Saved data entries:
• • • • • • •
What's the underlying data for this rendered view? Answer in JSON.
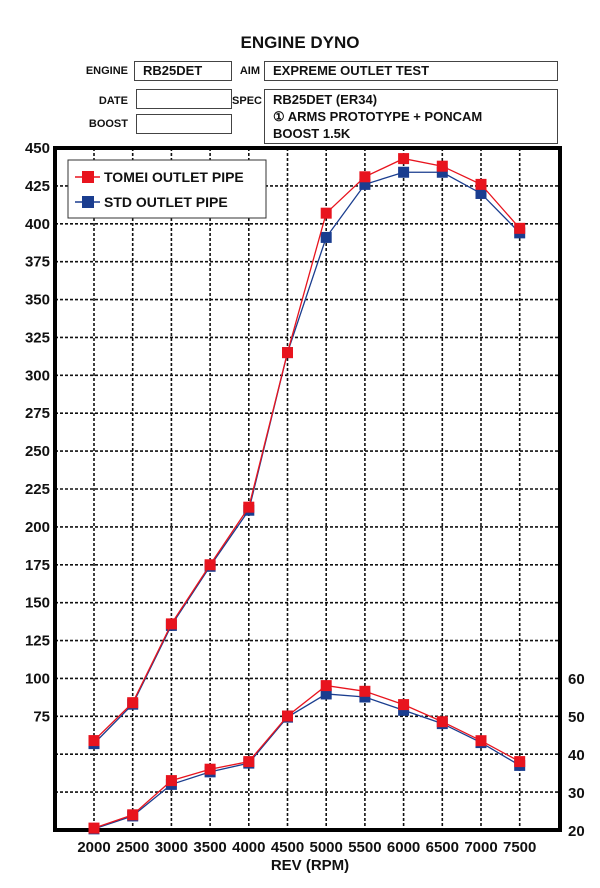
{
  "header": {
    "title": "ENGINE DYNO",
    "engine_label": "ENGINE",
    "engine_value": "RB25DET",
    "aim_label": "AIM",
    "aim_value": "EXPREME OUTLET TEST",
    "date_label": "DATE",
    "date_value": "",
    "spec_label": "SPEC",
    "spec_lines": [
      "RB25DET (ER34)",
      "① ARMS PROTOTYPE + PONCAM",
      "BOOST 1.5K"
    ],
    "boost_label": "BOOST",
    "boost_value": ""
  },
  "chart_data": {
    "type": "line",
    "title": "ENGINE DYNO",
    "xlabel": "REV (RPM)",
    "x": [
      2000,
      2500,
      3000,
      3500,
      4000,
      4500,
      5000,
      5500,
      6000,
      6500,
      7000,
      7500
    ],
    "x_tick_labels": [
      "2000",
      "2500",
      "3000",
      "3500",
      "4000",
      "4500",
      "5000",
      "5500",
      "6000",
      "6500",
      "7000",
      "7500"
    ],
    "y_left_ticks": [
      "450",
      "425",
      "400",
      "375",
      "350",
      "325",
      "300",
      "275",
      "250",
      "225",
      "200",
      "175",
      "150",
      "125",
      "100",
      "75"
    ],
    "y_right_ticks": [
      "60",
      "50",
      "40",
      "30",
      "20"
    ],
    "y_left_range": [
      0,
      450
    ],
    "y_right_range": [
      20,
      60
    ],
    "grid": true,
    "legend_placement": "top-left",
    "series": [
      {
        "name": "TOMEI OUTLET PIPE",
        "color": "#e8141e",
        "axis": "left",
        "values": [
          59,
          84,
          136,
          175,
          213,
          315,
          407,
          431,
          443,
          438,
          426,
          397
        ]
      },
      {
        "name": "STD OUTLET PIPE",
        "color": "#1a3d8f",
        "axis": "left",
        "values": [
          57,
          83,
          135,
          174,
          211,
          315,
          391,
          426,
          434,
          434,
          420,
          394
        ]
      },
      {
        "name": "TOMEI OUTLET PIPE",
        "color": "#e8141e",
        "axis": "right",
        "values": [
          20.5,
          24,
          33,
          36,
          38,
          50,
          58,
          56.5,
          53,
          48.5,
          43.5,
          38
        ]
      },
      {
        "name": "STD OUTLET PIPE",
        "color": "#1a3d8f",
        "axis": "right",
        "values": [
          20.3,
          23.7,
          32,
          35.3,
          37.6,
          49.7,
          55.8,
          55,
          51.5,
          48,
          43,
          37
        ]
      }
    ]
  }
}
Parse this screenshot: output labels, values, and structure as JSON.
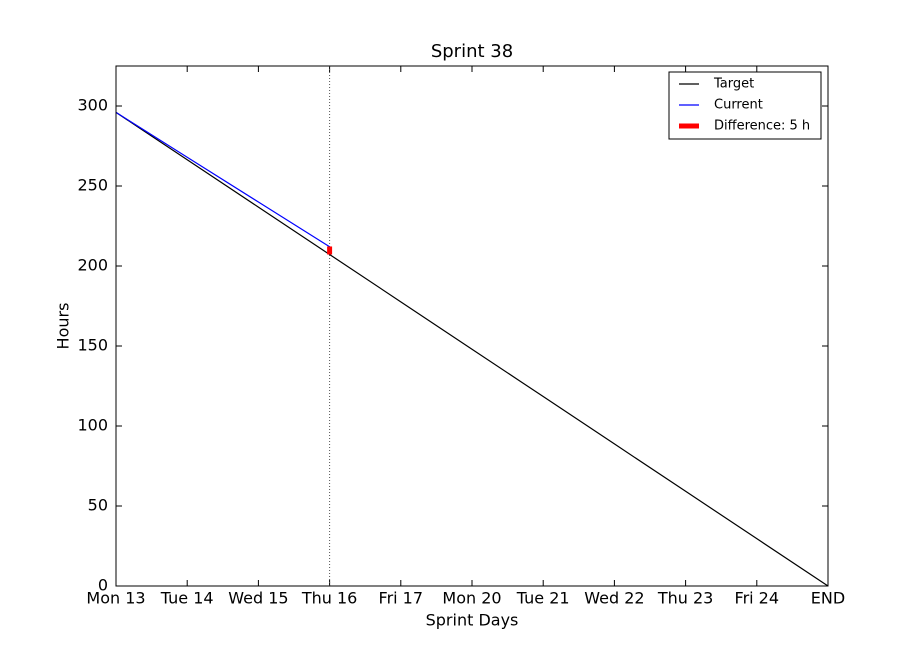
{
  "chart_data": {
    "type": "line",
    "title": "Sprint 38",
    "x_label": "Sprint Days",
    "y_label": "Hours",
    "categories": [
      "Mon 13",
      "Tue 14",
      "Wed 15",
      "Thu 16",
      "Fri 17",
      "Mon 20",
      "Tue 21",
      "Wed 22",
      "Thu 23",
      "Fri 24",
      "END"
    ],
    "series": [
      {
        "name": "Target",
        "color": "#000000",
        "values": [
          296,
          266.4,
          236.8,
          207.2,
          177.6,
          148,
          118.4,
          88.8,
          59.2,
          29.6,
          0
        ]
      },
      {
        "name": "Current",
        "color": "#0000ff",
        "values": [
          296,
          268,
          240,
          212,
          null,
          null,
          null,
          null,
          null,
          null,
          null
        ]
      },
      {
        "name": "Difference: 5 h",
        "color": "#ff0000",
        "values": [
          null,
          null,
          null,
          5,
          null,
          null,
          null,
          null,
          null,
          null,
          null
        ]
      }
    ],
    "ylim": [
      0,
      325
    ],
    "yticks": [
      0,
      50,
      100,
      150,
      200,
      250,
      300
    ],
    "legend": "upper right"
  }
}
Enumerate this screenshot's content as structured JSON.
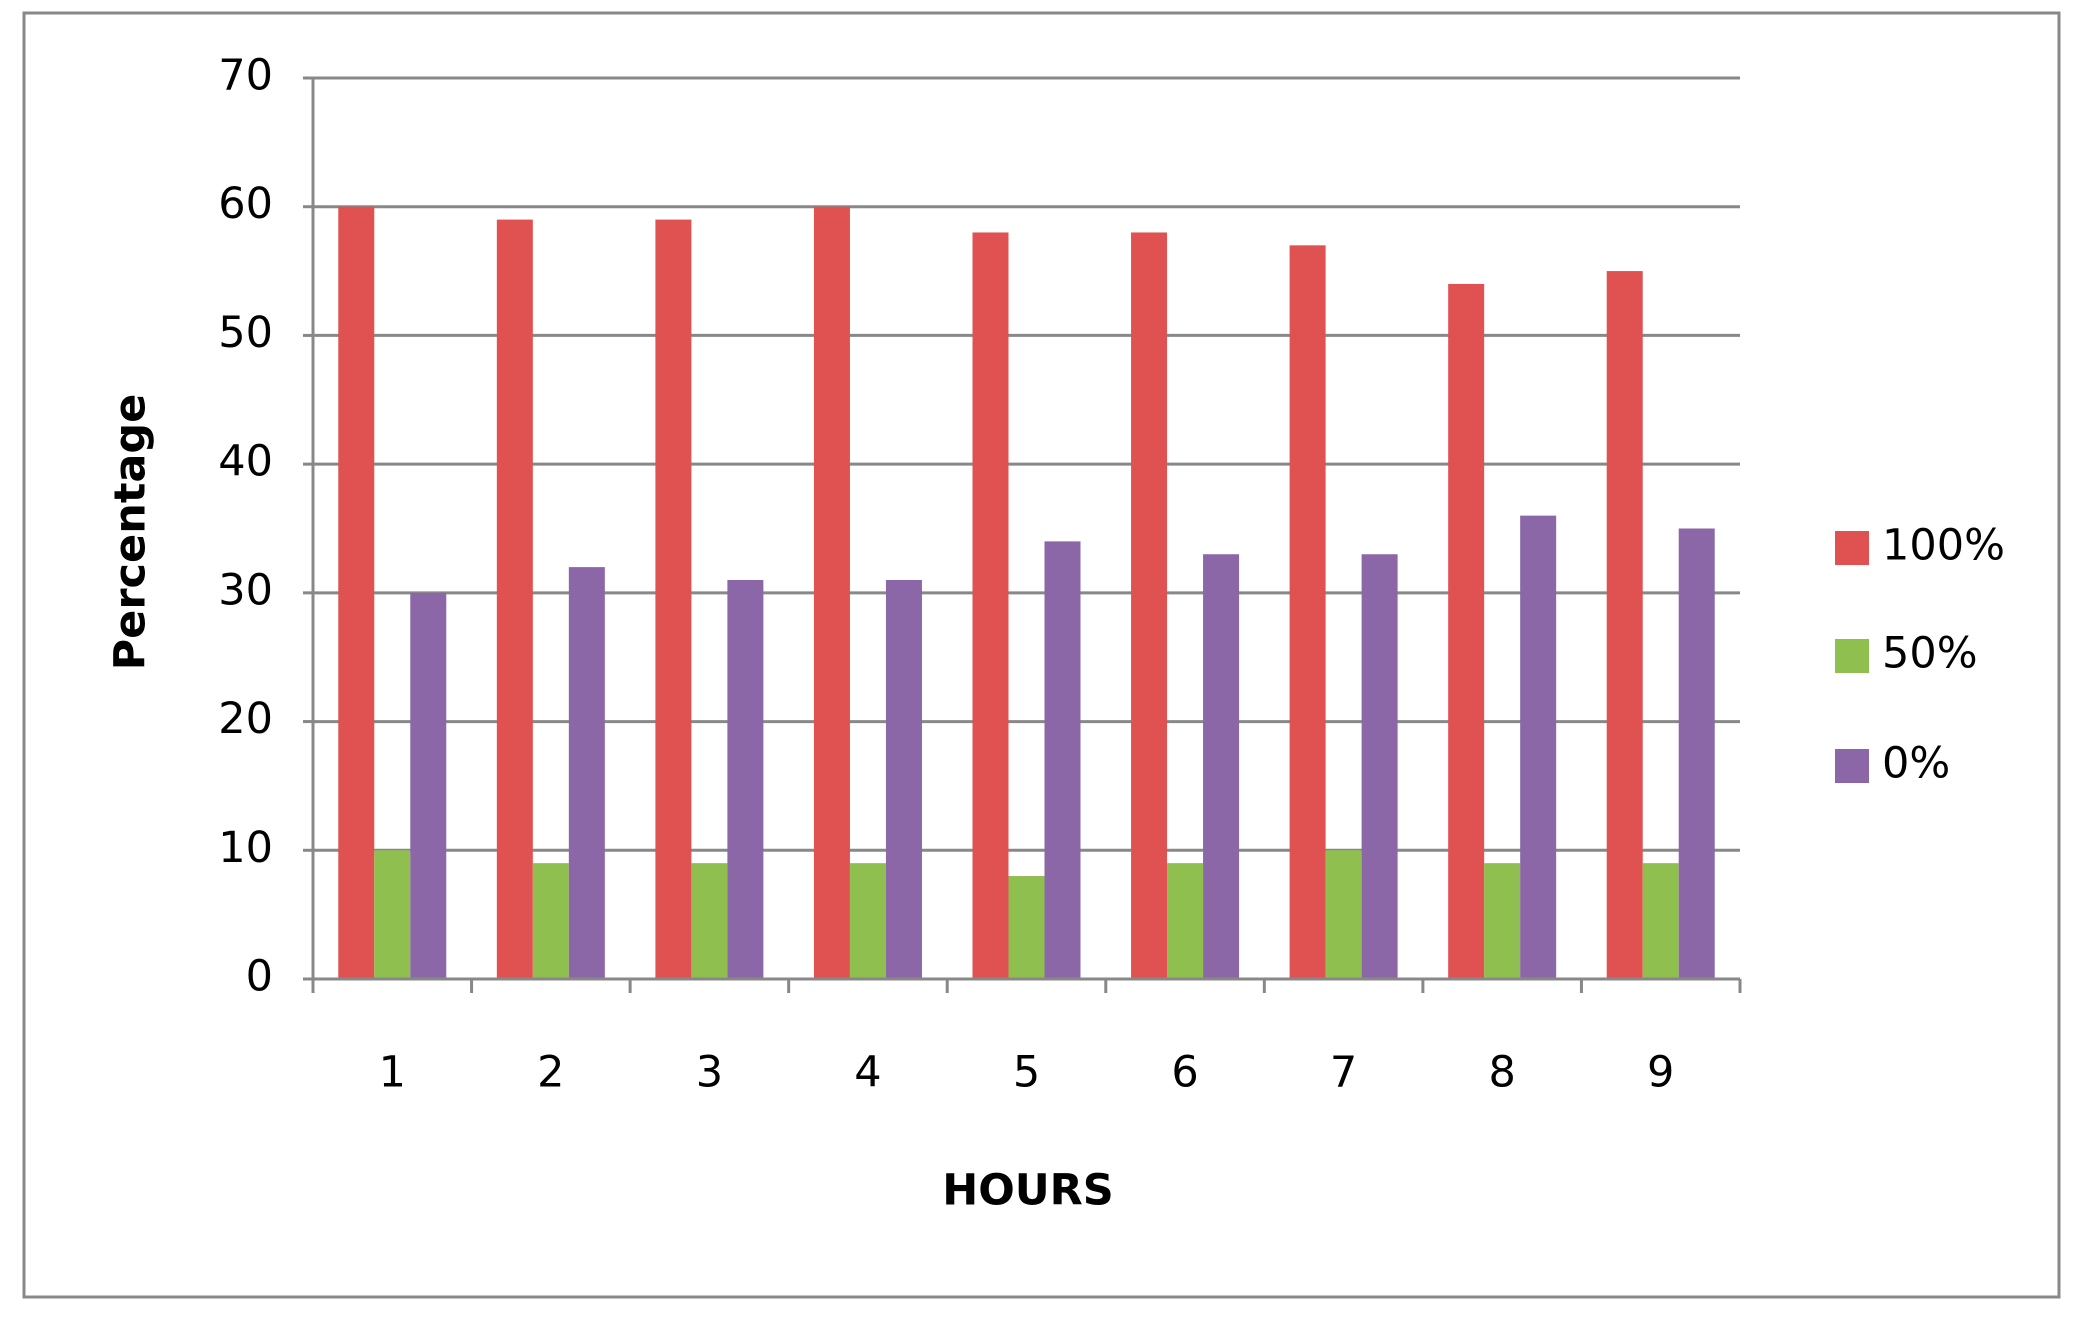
{
  "chart_data": {
    "type": "bar",
    "x_label": "HOURS",
    "y_label": "Percentage",
    "categories": [
      "1",
      "2",
      "3",
      "4",
      "5",
      "6",
      "7",
      "8",
      "9"
    ],
    "series": [
      {
        "name": "100%",
        "color": "#e05252",
        "values": [
          60,
          59,
          59,
          60,
          58,
          58,
          57,
          54,
          55
        ]
      },
      {
        "name": "50%",
        "color": "#8fbf4f",
        "values": [
          10,
          9,
          9,
          9,
          8,
          9,
          10,
          9,
          9
        ]
      },
      {
        "name": "0%",
        "color": "#8b67a8",
        "values": [
          30,
          32,
          31,
          31,
          34,
          33,
          33,
          36,
          35
        ]
      }
    ],
    "ylim": [
      0,
      70
    ],
    "yticks": [
      0,
      10,
      20,
      30,
      40,
      50,
      60,
      70
    ],
    "grid": true,
    "legend": "right"
  }
}
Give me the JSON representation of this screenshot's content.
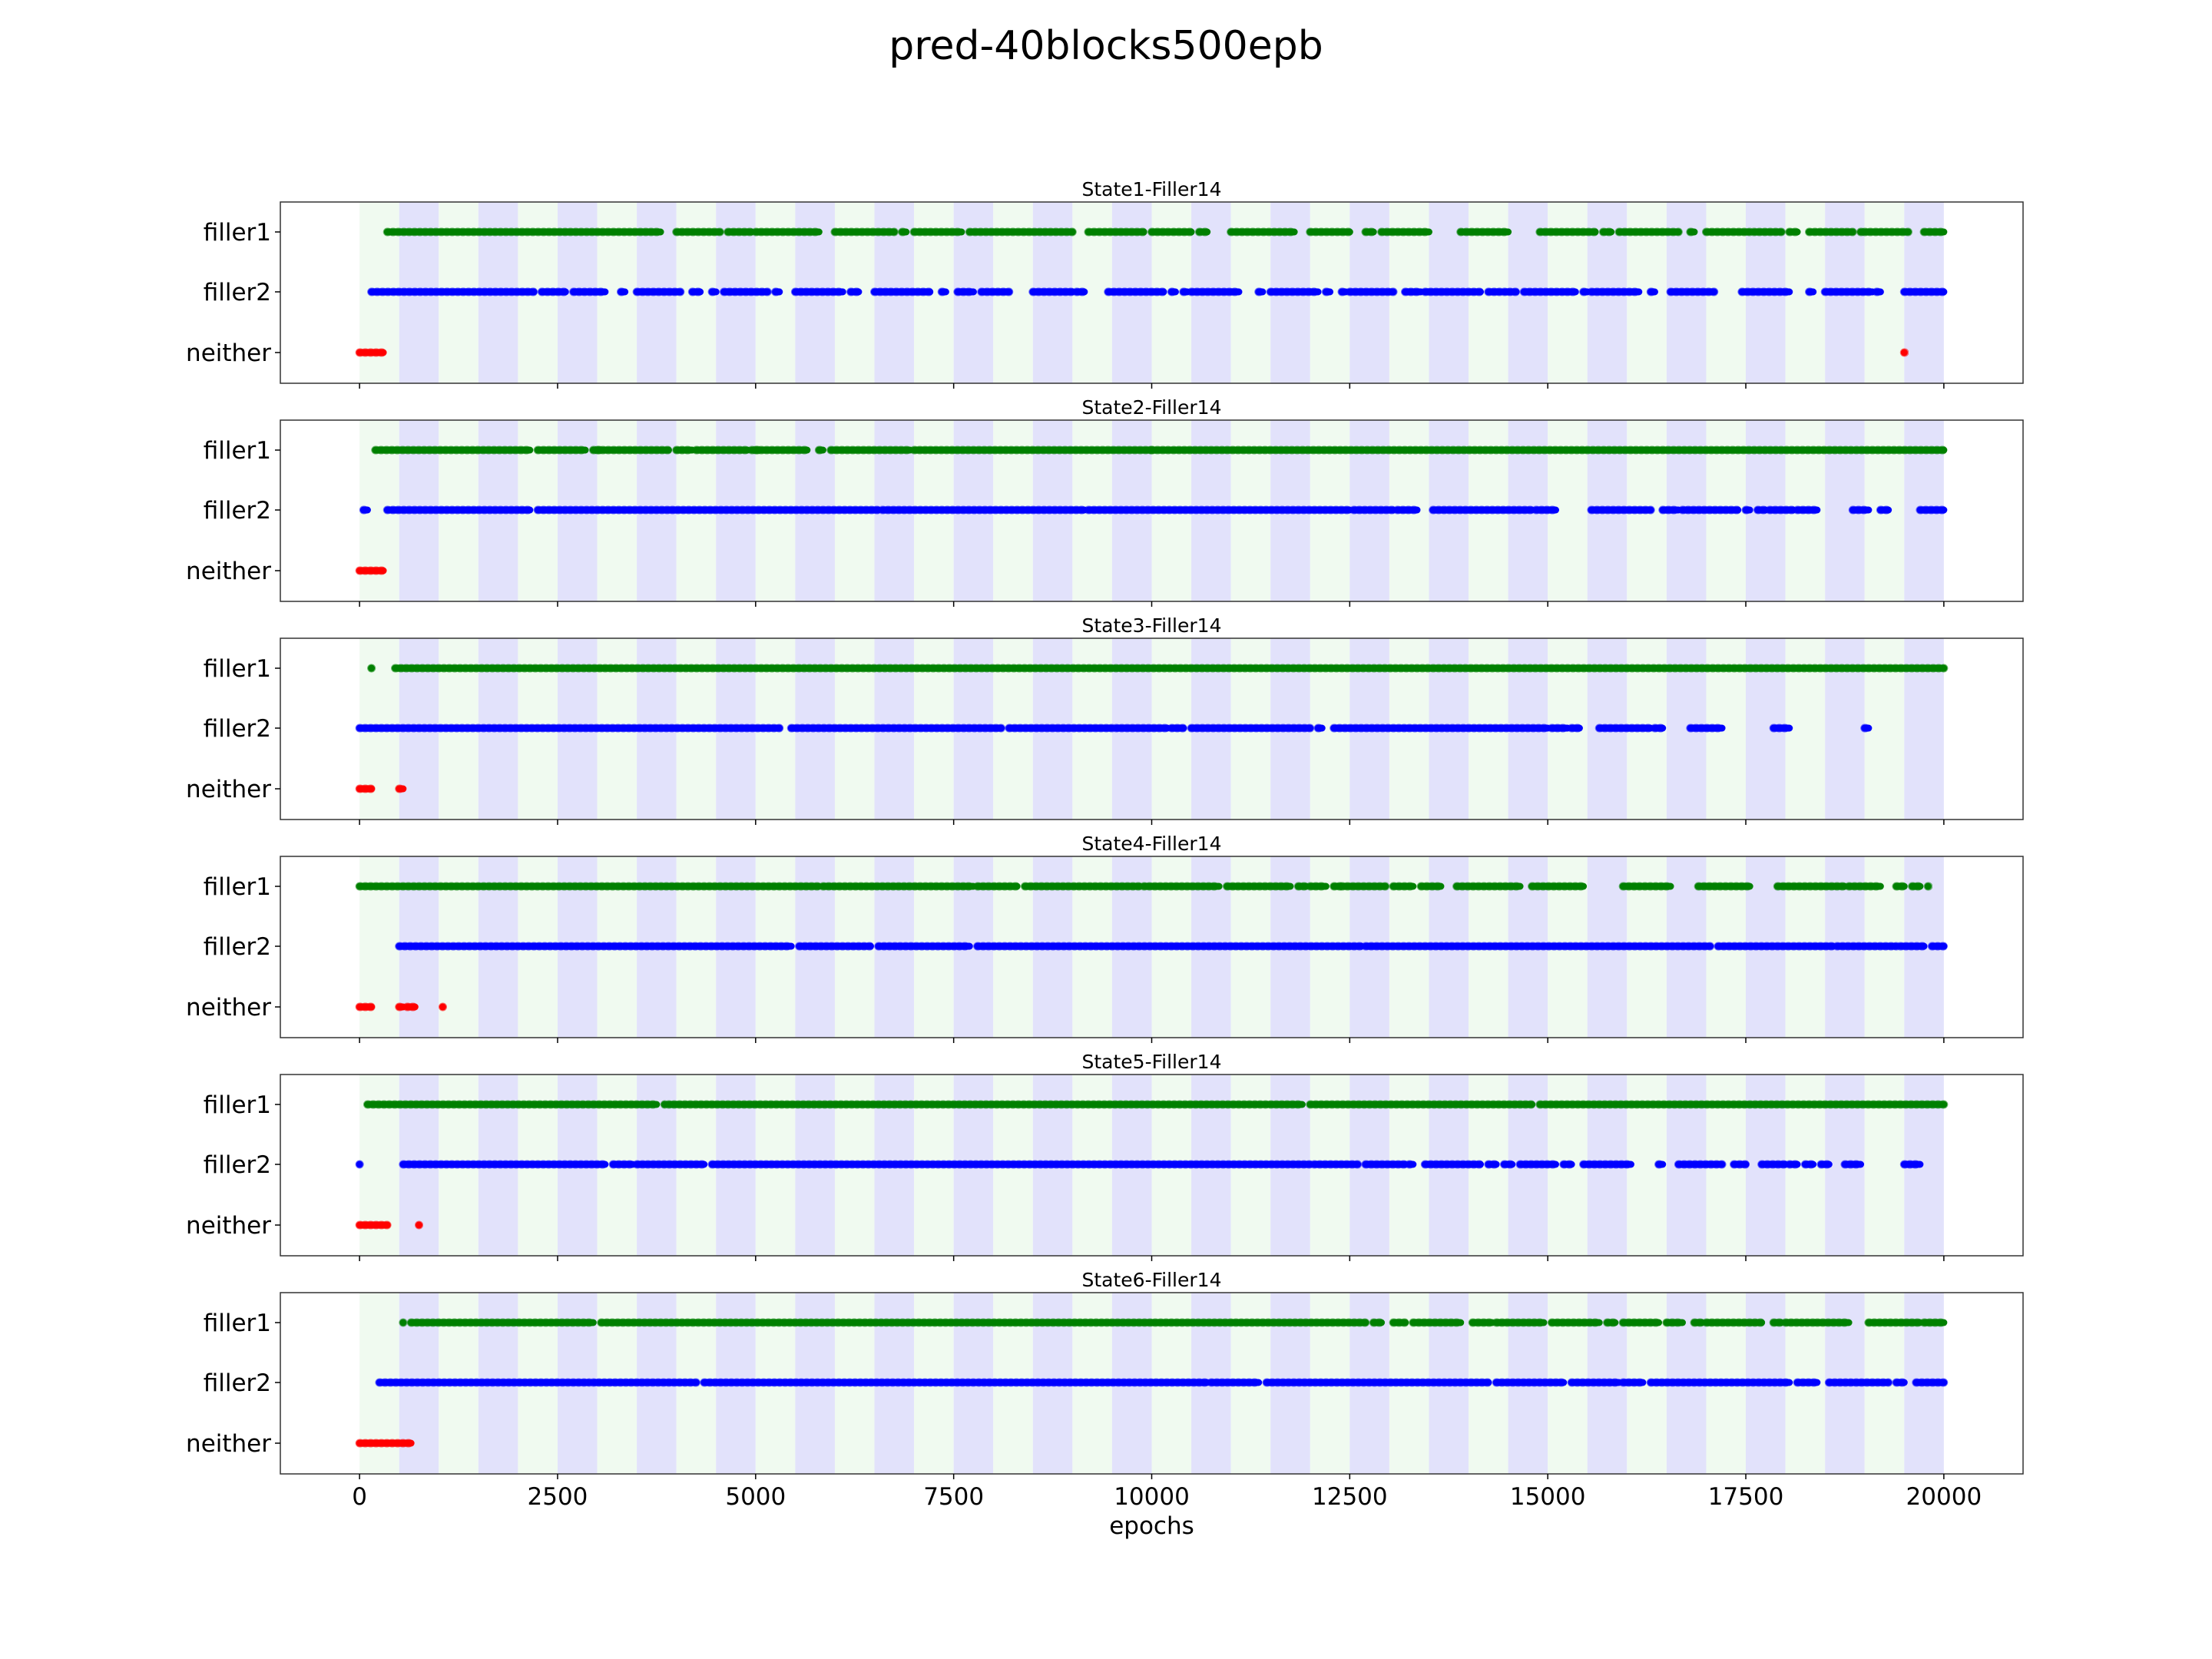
• • • • • • •
Task instructions: Count how many lines of the listing above include "this" and report that number alone.

Answer in full: 4